━━ DATASET CONTENT
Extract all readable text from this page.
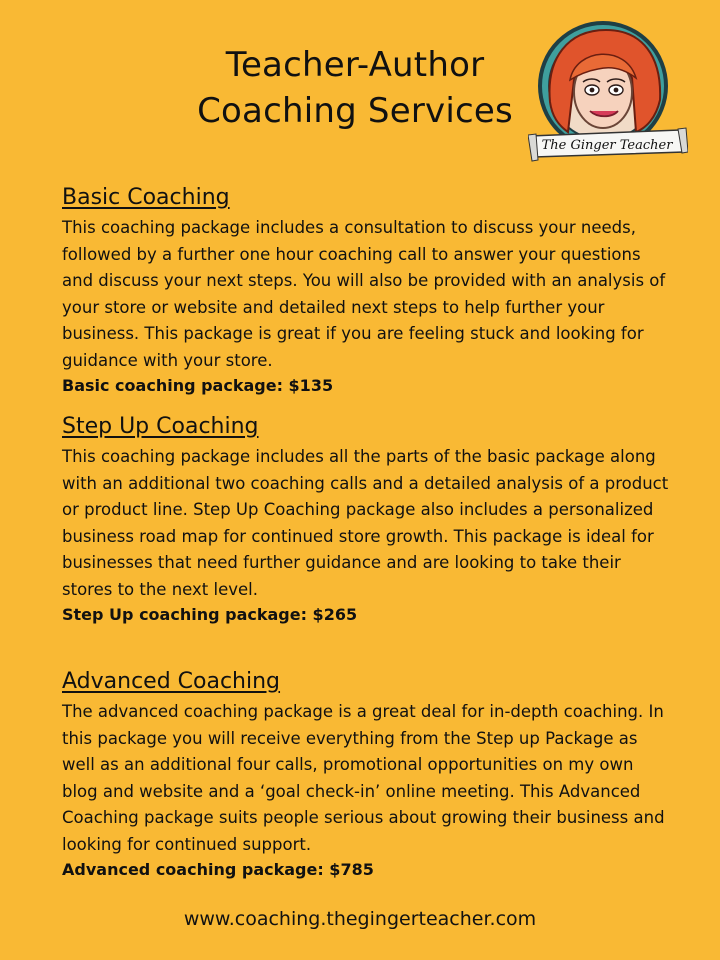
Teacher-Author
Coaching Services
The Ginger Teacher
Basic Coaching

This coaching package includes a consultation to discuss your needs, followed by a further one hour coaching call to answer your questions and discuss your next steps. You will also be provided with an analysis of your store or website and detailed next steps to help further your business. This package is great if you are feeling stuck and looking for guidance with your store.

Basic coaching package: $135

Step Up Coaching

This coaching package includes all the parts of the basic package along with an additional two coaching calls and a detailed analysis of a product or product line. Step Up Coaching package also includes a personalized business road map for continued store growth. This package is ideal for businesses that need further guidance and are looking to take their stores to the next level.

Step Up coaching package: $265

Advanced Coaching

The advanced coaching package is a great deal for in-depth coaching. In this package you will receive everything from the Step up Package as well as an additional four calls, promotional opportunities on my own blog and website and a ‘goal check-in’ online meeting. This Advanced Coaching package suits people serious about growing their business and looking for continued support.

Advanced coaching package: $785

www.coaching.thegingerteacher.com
━━━━
§ EXERCISE PROMPT:
Your task is to reproduce all of the material exactly. The pictures stay out.

§ RESPONSE:
Extract all readable text from this page.
Teacher-Author
Coaching Services
The Ginger Teacher
Basic Coaching

This coaching package includes a consultation to discuss your needs, followed by a further one hour coaching call to answer your questions and discuss your next steps. You will also be provided with an analysis of your store or website and detailed next steps to help further your business. This package is great if you are feeling stuck and looking for guidance with your store.

Basic coaching package: $135

Step Up Coaching

This coaching package includes all the parts of the basic package along with an additional two coaching calls and a detailed analysis of a product or product line. Step Up Coaching package also includes a personalized business road map for continued store growth. This package is ideal for businesses that need further guidance and are looking to take their stores to the next level.

Step Up coaching package: $265

Advanced Coaching

The advanced coaching package is a great deal for in-depth coaching. In this package you will receive everything from the Step up Package as well as an additional four calls, promotional opportunities on my own blog and website and a ‘goal check-in’ online meeting. This Advanced Coaching package suits people serious about growing their business and looking for continued support.

Advanced coaching package: $785

www.coaching.thegingerteacher.com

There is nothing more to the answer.